# RAG Chatbot with PineCone VectorDB

In [None]:
!pip install -qU \
    langchain==0.0.292 \
    openai==0.28.0 \
    datasets==2.14.5 \
    pinecone-client==2.2.4 \
    tiktoken==0.5.1 \
    cohere==4.27

### Building a Chatbot (no RAG)

We will be relying heavily on the LangChain library to bring together the different components needed for our chatbot. To begin, we'll create a simple chatbot without any retrieval augmentation. We do this by initializing a `ChatOpenAI` object. For this we do need an [OpenAI API key](https://platform.openai.com/account/api-keys).

In [None]:
import os
from langchain.chat_models import ChatOpenAI

os.environ["OPENAI_API_KEY"] = "MY OPENAI KEY"  # Changed due to security reasons

chat = ChatOpenAI(
    openai_api_key=os.environ["OPENAI_API_KEY"],
    model='gpt-3.5-turbo'
)

Chats with OpenAI's `gpt-3.5-turbo` and `gpt-4` chat models are typically structured (in plain text) like this:

```
System: You are a helpful assistant.

User: Hi AI, how are you today?

Assistant: I'm great thank you. How can I help you?

User: I'd like to understand string theory.

Assistant:
```

The final `"Assistant:"` without a response is what would prompt the model to continue the conversation. In the official OpenAI `ChatCompletion` endpoint these would be passed to the model in a format like:

```python
[
    {"role": "system", "content": "You are a helpful assistant."},
    {"role": "user", "content": "Hi AI, how are you today?"},
    {"role": "assistant", "content": "I'm great thank you. How can I help you?"}
    {"role": "user", "content": "I'd like to understand string theory."}
]
```



In [None]:
from langchain.schema import (
    SystemMessage,
    HumanMessage,
    AIMessage
)

messages = [
    SystemMessage(content="You are a helpful assistant."),
    HumanMessage(content="Hi AI, how are you today?"),
    AIMessage(content="I'm great thank you. How can I help you?"),
    HumanMessage(content="I'd like to understand string theory.")
]

Swap the role of `"user"` for `HumanMessage`, and the role of `"assistant"` for `AIMessage`.

Response from Chat Open AI - ----------

In [None]:
res = chat(messages)
res

In response we get another AI message object. We can print it more clearly like so:

In [None]:
print(res.content)

Add another message and generate the response

In [None]:
# add latest AI response to messages
messages.append(res)

# now create a new user prompt
prompt = HumanMessage(
    content="Why do physicists believe it can produce a 'unified theory'?"
)
# add to messages
messages.append(prompt)

# send to chat-gpt
res = chat(messages)

print(res.content)

### Importing the Data

Dataset -  Hugging Face Datasets library to load our data. Dataset - scientific_papers , which will serve as the external knowledge base for the chatbot.

Stored data:

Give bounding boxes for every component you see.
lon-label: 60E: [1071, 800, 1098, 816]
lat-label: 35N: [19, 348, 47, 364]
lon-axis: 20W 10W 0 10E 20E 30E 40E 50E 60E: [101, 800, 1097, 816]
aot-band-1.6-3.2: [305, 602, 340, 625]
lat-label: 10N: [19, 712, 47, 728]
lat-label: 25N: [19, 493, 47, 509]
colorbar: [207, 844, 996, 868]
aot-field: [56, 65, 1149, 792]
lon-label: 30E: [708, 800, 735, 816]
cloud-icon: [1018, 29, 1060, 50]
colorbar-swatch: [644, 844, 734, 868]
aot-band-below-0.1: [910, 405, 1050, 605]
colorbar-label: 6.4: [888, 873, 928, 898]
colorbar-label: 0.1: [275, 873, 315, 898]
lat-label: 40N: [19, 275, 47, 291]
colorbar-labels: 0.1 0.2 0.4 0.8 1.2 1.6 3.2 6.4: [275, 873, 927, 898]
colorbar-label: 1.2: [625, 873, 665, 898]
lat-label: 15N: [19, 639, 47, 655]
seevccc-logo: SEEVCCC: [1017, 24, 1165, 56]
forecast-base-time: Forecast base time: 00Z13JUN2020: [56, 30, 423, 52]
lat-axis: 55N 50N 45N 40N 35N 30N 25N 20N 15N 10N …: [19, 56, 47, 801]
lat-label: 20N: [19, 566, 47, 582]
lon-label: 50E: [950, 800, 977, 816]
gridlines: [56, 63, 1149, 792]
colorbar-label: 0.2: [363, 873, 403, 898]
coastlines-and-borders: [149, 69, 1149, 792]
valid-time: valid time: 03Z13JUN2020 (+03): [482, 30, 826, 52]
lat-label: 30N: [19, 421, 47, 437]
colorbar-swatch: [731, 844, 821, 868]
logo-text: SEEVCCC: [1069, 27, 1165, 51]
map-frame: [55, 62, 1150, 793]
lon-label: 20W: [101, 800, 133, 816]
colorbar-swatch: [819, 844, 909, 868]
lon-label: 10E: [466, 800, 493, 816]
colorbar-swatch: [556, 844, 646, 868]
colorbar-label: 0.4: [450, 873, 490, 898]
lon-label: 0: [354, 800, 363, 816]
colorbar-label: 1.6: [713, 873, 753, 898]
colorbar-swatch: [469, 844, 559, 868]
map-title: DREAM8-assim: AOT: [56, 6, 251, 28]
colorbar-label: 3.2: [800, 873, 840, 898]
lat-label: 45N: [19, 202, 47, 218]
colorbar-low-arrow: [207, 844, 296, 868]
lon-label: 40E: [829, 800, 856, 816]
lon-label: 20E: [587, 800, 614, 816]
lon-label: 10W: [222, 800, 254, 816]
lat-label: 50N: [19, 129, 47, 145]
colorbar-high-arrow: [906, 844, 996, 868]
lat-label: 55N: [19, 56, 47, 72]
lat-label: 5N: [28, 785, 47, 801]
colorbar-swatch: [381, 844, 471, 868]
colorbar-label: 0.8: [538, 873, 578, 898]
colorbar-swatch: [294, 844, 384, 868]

**Task 1:** Repeat the part of the RAG chatbot tutorial that opens with the words containing "# add to messages" and closes with "for the chatbot.".
**Task 2:** Go on with the RAG chatbot tutorial from the point where it stops.
The records aren't needed for this work.

**Final answer 1:**
# add to messages
messages.append(prompt)

# send to chat-gpt
res = chat(messages)

print(res.content)

### Importing the Data

Dataset -  Hugging Face Datasets library to load our data. Dataset - scientific_papers , which will serve as the external knowledge base for the chatbot.

**Final answer 2:**
#Login to HuggingFace

In [None]:
from huggingface_hub import notebook_login
notebook_login()

In [None]:
!pip install -U datasets

In [None]:
from datasets import load_dataset

In [None]:
from datasets import load_dataset
dataset = load_dataset("scientific_papers","arxiv")
#dataset = load_dataset("arxiv_dataset","arxiv")

dataset

In [None]:

!pip install -qU \
  transformers==4.33.1 \
  sentence-transformers==2.2.2 \
  pinecone-client==2.2.2 \
  datasets==2.14.0 \
  accelerate==0.21.0 \
  einops==0.6.1 \
  langchain==0.0.240 \
  xformers==0.0.20 \
  bitsandbytes==0.41.0

In [None]:
from torch import cuda
from langchain.embeddings.huggingface import HuggingFaceEmbeddings

embed_model_id = 'sentence-transformers/all-MiniLM-L6-v2'

device = f'cuda:{cuda.current_device()}' if cuda.is_available() else 'cpu'

embed_model = HuggingFaceEmbeddings(
    model_name=embed_model_id,
    model_kwargs={'device': device},
    encode_kwargs={'device': device, 'batch_size': 32}
)

In [None]:

docs = [
    "this is one document",
    "and another document"
]

embeddings = embed_model.embed_documents(docs)

print(f"We have {len(embeddings)} doc embeddings, each with "
      f"a dimensionality of {len(embeddings[0])}.")

### Use PineCone DB as Vector DB 

In [None]:
import os
import pinecone

# get API key from app.pinecone.io and environment from console
pinecone.init(
    api_key='My Pinecone Key', # Changed due to security reasons
    environment='gcp-starter'
)

In [None]:
import time

index_name = 'llama-2-rag'

if index_name not in pinecone.list_indexes():
    pinecone.create_index(
        index_name,
        dimension=len(embeddings[0]),
        metric='cosine'
    )
    # wait for index to finish initialization
    while not pinecone.describe_index(index_name).status['ready']:
        time.sleep(1)

In [None]:

index = pinecone.Index(index_name)
index.describe_index_stats()

In [None]:
!pip install datasets==2.15.0

In [None]:
#!pip install -U transformers --no-index --find-links=file:///kaggle/input/huggingfaces/transformers

In [None]:
import os

os.environ["TOKENIZERS_PARALLELISM"] = "false"

### List Huggingface datasets to verify

In [None]:
from huggingface_hub import list_datasets
print([dataset.id for dataset in list_datasets()])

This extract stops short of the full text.